Set down every entry word for word. Omit the pictures.

> [RECORDED DATA]:
*****

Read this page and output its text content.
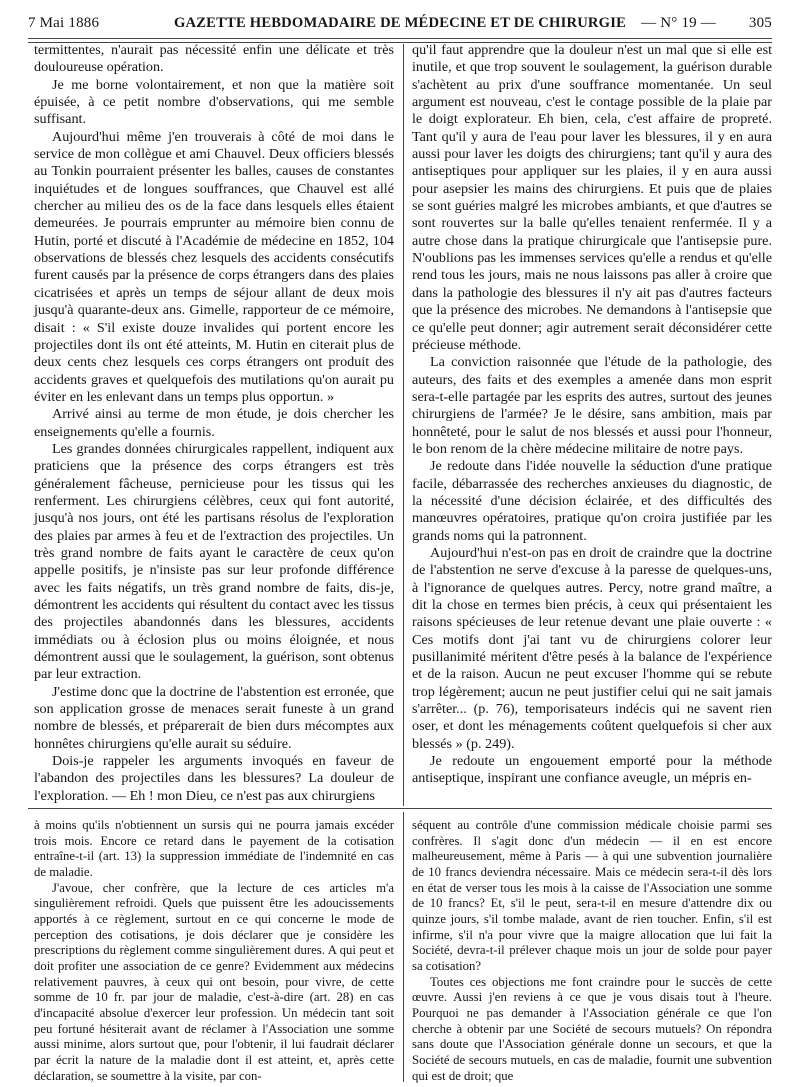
7 Mai 1886	GAZETTE HEBDOMADAIRE DE MÉDECINE ET DE CHIRURGIE	— N° 19 — 305

termittentes, n'aurait pas nécessité enfin une délicate et très douloureuse opération.

Je me borne volontairement, et non que la matière soit épuisée, à ce petit nombre d'observations, qui me semble suffisant.

Aujourd'hui même j'en trouverais à côté de moi dans le service de mon collègue et ami Chauvel. Deux officiers blessés au Tonkin pourraient présenter les balles, causes de constantes inquiétudes et de longues souffrances, que Chauvel est allé chercher au milieu des os de la face dans lesquels elles étaient demeurées. Je pourrais emprunter au mémoire bien connu de Hutin, porté et discuté à l'Académie de médecine en 1852, 104 observations de blessés chez lesquels des accidents consécutifs furent causés par la présence de corps étrangers dans des plaies cicatrisées et après un temps de séjour allant de deux mois jusqu'à quarante-deux ans. Gimelle, rapporteur de ce mémoire, disait : « S'il existe douze invalides qui portent encore les projectiles dont ils ont été atteints, M. Hutin en citerait plus de deux cents chez lesquels ces corps étrangers ont produit des accidents graves et quelquefois des mutilations qu'on aurait pu éviter en les enlevant dans un temps plus opportun. »

Arrivé ainsi au terme de mon étude, je dois chercher les enseignements qu'elle a fournis.

Les grandes données chirurgicales rappellent, indiquent aux praticiens que la présence des corps étrangers est très généralement fâcheuse, pernicieuse pour les tissus qui les renferment. Les chirurgiens célèbres, ceux qui font autorité, jusqu'à nos jours, ont été les partisans résolus de l'exploration des plaies par armes à feu et de l'extraction des projectiles. Un très grand nombre de faits ayant le caractère de ceux qu'on appelle positifs, je n'insiste pas sur leur profonde différence avec les faits négatifs, un très grand nombre de faits, dis-je, démontrent les accidents qui résultent du contact avec les tissus des projectiles abandonnés dans les blessures, accidents immédiats ou à éclosion plus ou moins éloignée, et nous démontrent aussi que le soulagement, la guérison, sont obtenus par leur extraction.

J'estime donc que la doctrine de l'abstention est erronée, que son application grosse de menaces serait funeste à un grand nombre de blessés, et préparerait de bien durs mécomptes aux honnêtes chirurgiens qu'elle aurait su séduire.

Dois-je rappeler les arguments invoqués en faveur de l'abandon des projectiles dans les blessures? La douleur de l'exploration. — Eh ! mon Dieu, ce n'est pas aux chirurgiens

qu'il faut apprendre que la douleur n'est un mal que si elle est inutile, et que trop souvent le soulagement, la guérison durable s'achètent au prix d'une souffrance momentanée. Un seul argument est nouveau, c'est le contage possible de la plaie par le doigt explorateur. Eh bien, cela, c'est affaire de propreté. Tant qu'il y aura de l'eau pour laver les blessures, il y en aura aussi pour laver les doigts des chirurgiens; tant qu'il y aura des antiseptiques pour appliquer sur les plaies, il y en aura aussi pour asepsier les mains des chirurgiens. Et puis que de plaies se sont guéries malgré les microbes ambiants, et que d'autres se sont rouvertes sur la balle qu'elles tenaient renfermée. Il y a autre chose dans la pratique chirurgicale que l'antisepsie pure. N'oublions pas les immenses services qu'elle a rendus et qu'elle rend tous les jours, mais ne nous laissons pas aller à croire que dans la pathologie des blessures il n'y ait pas d'autres facteurs que la présence des microbes. Ne demandons à l'antisepsie que ce qu'elle peut donner; agir autrement serait déconsidérer cette précieuse méthode.

La conviction raisonnée que l'étude de la pathologie, des auteurs, des faits et des exemples a amenée dans mon esprit sera-t-elle partagée par les esprits des autres, surtout des jeunes chirurgiens de l'armée? Je le désire, sans ambition, mais par honnêteté, pour le salut de nos blessés et aussi pour l'honneur, le bon renom de la chère médecine militaire de notre pays.

Je redoute dans l'idée nouvelle la séduction d'une pratique facile, débarrassée des recherches anxieuses du diagnostic, de la nécessité d'une décision éclairée, et des difficultés des manœuvres opératoires, pratique qu'on croira justifiée par les grands noms qui la patronnent.

Aujourd'hui n'est-on pas en droit de craindre que la doctrine de l'abstention ne serve d'excuse à la paresse de quelques-uns, à l'ignorance de quelques autres. Percy, notre grand maître, a dit la chose en termes bien précis, à ceux qui présentaient les raisons spécieuses de leur retenue devant une plaie ouverte : « Ces motifs dont j'ai tant vu de chirurgiens colorer leur pusillanimité méritent d'être pesés à la balance de l'expérience et de la raison. Aucun ne peut excuser l'homme qui se rebute trop légèrement; aucun ne peut justifier celui qui ne sait jamais s'arrêter... (p. 76), temporisateurs indécis qui ne savent rien oser, et dont les ménagements coûtent quelquefois si cher aux blessés » (p. 249).

Je redoute un engouement emporté pour la méthode antiseptique, inspirant une confiance aveugle, un mépris en-

à moins qu'ils n'obtiennent un sursis qui ne pourra jamais excéder trois mois. Encore ce retard dans le payement de la cotisation entraîne-t-il (art. 13) la suppression immédiate de l'indemnité en cas de maladie.

J'avoue, cher confrère, que la lecture de ces articles m'a singulièrement refroidi. Quels que puissent être les adoucissements apportés à ce règlement, surtout en ce qui concerne le mode de perception des cotisations, je dois déclarer que je considère les prescriptions du règlement comme singulièrement dures. A qui peut et doit profiter une association de ce genre? Evidemment aux médecins relativement pauvres, à ceux qui ont besoin, pour vivre, de cette somme de 10 fr. par jour de maladie, c'est-à-dire (art. 28) en cas d'incapacité absolue d'exercer leur profession. Un médecin tant soit peu fortuné hésiterait avant de réclamer à l'Association une somme aussi minime, alors surtout que, pour l'obtenir, il lui faudrait déclarer par écrit la nature de la maladie dont il est atteint, et, après cette déclaration, se soumettre à la visite, par con-

séquent au contrôle d'une commission médicale choisie parmi ses confrères. Il s'agit donc d'un médecin — il en est encore malheureusement, même à Paris — à qui une subvention journalière de 10 francs deviendra nécessaire. Mais ce médecin sera-t-il dès lors en état de verser tous les mois à la caisse de l'Association une somme de 10 francs? Et, s'il le peut, sera-t-il en mesure d'attendre dix ou quinze jours, s'il tombe malade, avant de rien toucher. Enfin, s'il est infirme, s'il n'a pour vivre que la maigre allocation que lui fait la Société, devra-t-il prélever chaque mois un jour de solde pour payer sa cotisation?

Toutes ces objections me font craindre pour le succès de cette œuvre. Aussi j'en reviens à ce que je vous disais tout à l'heure. Pourquoi ne pas demander à l'Association générale ce que l'on cherche à obtenir par une Société de secours mutuels? On répondra sans doute que l'Association générale donne un secours, et que la Société de secours mutuels, en cas de maladie, fournit une subvention qui est de droit; que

*****

> [SOLUTION]:
Read this page and output its text content.
7 Mai 1886	GAZETTE HEBDOMADAIRE DE MÉDECINE ET DE CHIRURGIE	— N° 19 — 305

termittentes, n'aurait pas nécessité enfin une délicate et très douloureuse opération.

Je me borne volontairement, et non que la matière soit épuisée, à ce petit nombre d'observations, qui me semble suffisant.

Aujourd'hui même j'en trouverais à côté de moi dans le service de mon collègue et ami Chauvel. Deux officiers blessés au Tonkin pourraient présenter les balles, causes de constantes inquiétudes et de longues souffrances, que Chauvel est allé chercher au milieu des os de la face dans lesquels elles étaient demeurées. Je pourrais emprunter au mémoire bien connu de Hutin, porté et discuté à l'Académie de médecine en 1852, 104 observations de blessés chez lesquels des accidents consécutifs furent causés par la présence de corps étrangers dans des plaies cicatrisées et après un temps de séjour allant de deux mois jusqu'à quarante-deux ans. Gimelle, rapporteur de ce mémoire, disait : « S'il existe douze invalides qui portent encore les projectiles dont ils ont été atteints, M. Hutin en citerait plus de deux cents chez lesquels ces corps étrangers ont produit des accidents graves et quelquefois des mutilations qu'on aurait pu éviter en les enlevant dans un temps plus opportun. »

Arrivé ainsi au terme de mon étude, je dois chercher les enseignements qu'elle a fournis.

Les grandes données chirurgicales rappellent, indiquent aux praticiens que la présence des corps étrangers est très généralement fâcheuse, pernicieuse pour les tissus qui les renferment. Les chirurgiens célèbres, ceux qui font autorité, jusqu'à nos jours, ont été les partisans résolus de l'exploration des plaies par armes à feu et de l'extraction des projectiles. Un très grand nombre de faits ayant le caractère de ceux qu'on appelle positifs, je n'insiste pas sur leur profonde différence avec les faits négatifs, un très grand nombre de faits, dis-je, démontrent les accidents qui résultent du contact avec les tissus des projectiles abandonnés dans les blessures, accidents immédiats ou à éclosion plus ou moins éloignée, et nous démontrent aussi que le soulagement, la guérison, sont obtenus par leur extraction.

J'estime donc que la doctrine de l'abstention est erronée, que son application grosse de menaces serait funeste à un grand nombre de blessés, et préparerait de bien durs mécomptes aux honnêtes chirurgiens qu'elle aurait su séduire.

Dois-je rappeler les arguments invoqués en faveur de l'abandon des projectiles dans les blessures? La douleur de l'exploration. — Eh ! mon Dieu, ce n'est pas aux chirurgiens

qu'il faut apprendre que la douleur n'est un mal que si elle est inutile, et que trop souvent le soulagement, la guérison durable s'achètent au prix d'une souffrance momentanée. Un seul argument est nouveau, c'est le contage possible de la plaie par le doigt explorateur. Eh bien, cela, c'est affaire de propreté. Tant qu'il y aura de l'eau pour laver les blessures, il y en aura aussi pour laver les doigts des chirurgiens; tant qu'il y aura des antiseptiques pour appliquer sur les plaies, il y en aura aussi pour asepsier les mains des chirurgiens. Et puis que de plaies se sont guéries malgré les microbes ambiants, et que d'autres se sont rouvertes sur la balle qu'elles tenaient renfermée. Il y a autre chose dans la pratique chirurgicale que l'antisepsie pure. N'oublions pas les immenses services qu'elle a rendus et qu'elle rend tous les jours, mais ne nous laissons pas aller à croire que dans la pathologie des blessures il n'y ait pas d'autres facteurs que la présence des microbes. Ne demandons à l'antisepsie que ce qu'elle peut donner; agir autrement serait déconsidérer cette précieuse méthode.

La conviction raisonnée que l'étude de la pathologie, des auteurs, des faits et des exemples a amenée dans mon esprit sera-t-elle partagée par les esprits des autres, surtout des jeunes chirurgiens de l'armée? Je le désire, sans ambition, mais par honnêteté, pour le salut de nos blessés et aussi pour l'honneur, le bon renom de la chère médecine militaire de notre pays.

Je redoute dans l'idée nouvelle la séduction d'une pratique facile, débarrassée des recherches anxieuses du diagnostic, de la nécessité d'une décision éclairée, et des difficultés des manœuvres opératoires, pratique qu'on croira justifiée par les grands noms qui la patronnent.

Aujourd'hui n'est-on pas en droit de craindre que la doctrine de l'abstention ne serve d'excuse à la paresse de quelques-uns, à l'ignorance de quelques autres. Percy, notre grand maître, a dit la chose en termes bien précis, à ceux qui présentaient les raisons spécieuses de leur retenue devant une plaie ouverte : « Ces motifs dont j'ai tant vu de chirurgiens colorer leur pusillanimité méritent d'être pesés à la balance de l'expérience et de la raison. Aucun ne peut excuser l'homme qui se rebute trop légèrement; aucun ne peut justifier celui qui ne sait jamais s'arrêter... (p. 76), temporisateurs indécis qui ne savent rien oser, et dont les ménagements coûtent quelquefois si cher aux blessés » (p. 249).

Je redoute un engouement emporté pour la méthode antiseptique, inspirant une confiance aveugle, un mépris en-

à moins qu'ils n'obtiennent un sursis qui ne pourra jamais excéder trois mois. Encore ce retard dans le payement de la cotisation entraîne-t-il (art. 13) la suppression immédiate de l'indemnité en cas de maladie.

J'avoue, cher confrère, que la lecture de ces articles m'a singulièrement refroidi. Quels que puissent être les adoucissements apportés à ce règlement, surtout en ce qui concerne le mode de perception des cotisations, je dois déclarer que je considère les prescriptions du règlement comme singulièrement dures. A qui peut et doit profiter une association de ce genre? Evidemment aux médecins relativement pauvres, à ceux qui ont besoin, pour vivre, de cette somme de 10 fr. par jour de maladie, c'est-à-dire (art. 28) en cas d'incapacité absolue d'exercer leur profession. Un médecin tant soit peu fortuné hésiterait avant de réclamer à l'Association une somme aussi minime, alors surtout que, pour l'obtenir, il lui faudrait déclarer par écrit la nature de la maladie dont il est atteint, et, après cette déclaration, se soumettre à la visite, par con-

séquent au contrôle d'une commission médicale choisie parmi ses confrères. Il s'agit donc d'un médecin — il en est encore malheureusement, même à Paris — à qui une subvention journalière de 10 francs deviendra nécessaire. Mais ce médecin sera-t-il dès lors en état de verser tous les mois à la caisse de l'Association une somme de 10 francs? Et, s'il le peut, sera-t-il en mesure d'attendre dix ou quinze jours, s'il tombe malade, avant de rien toucher. Enfin, s'il est infirme, s'il n'a pour vivre que la maigre allocation que lui fait la Société, devra-t-il prélever chaque mois un jour de solde pour payer sa cotisation?

Toutes ces objections me font craindre pour le succès de cette œuvre. Aussi j'en reviens à ce que je vous disais tout à l'heure. Pourquoi ne pas demander à l'Association générale ce que l'on cherche à obtenir par une Société de secours mutuels? On répondra sans doute que l'Association générale donne un secours, et que la Société de secours mutuels, en cas de maladie, fournit une subvention qui est de droit; que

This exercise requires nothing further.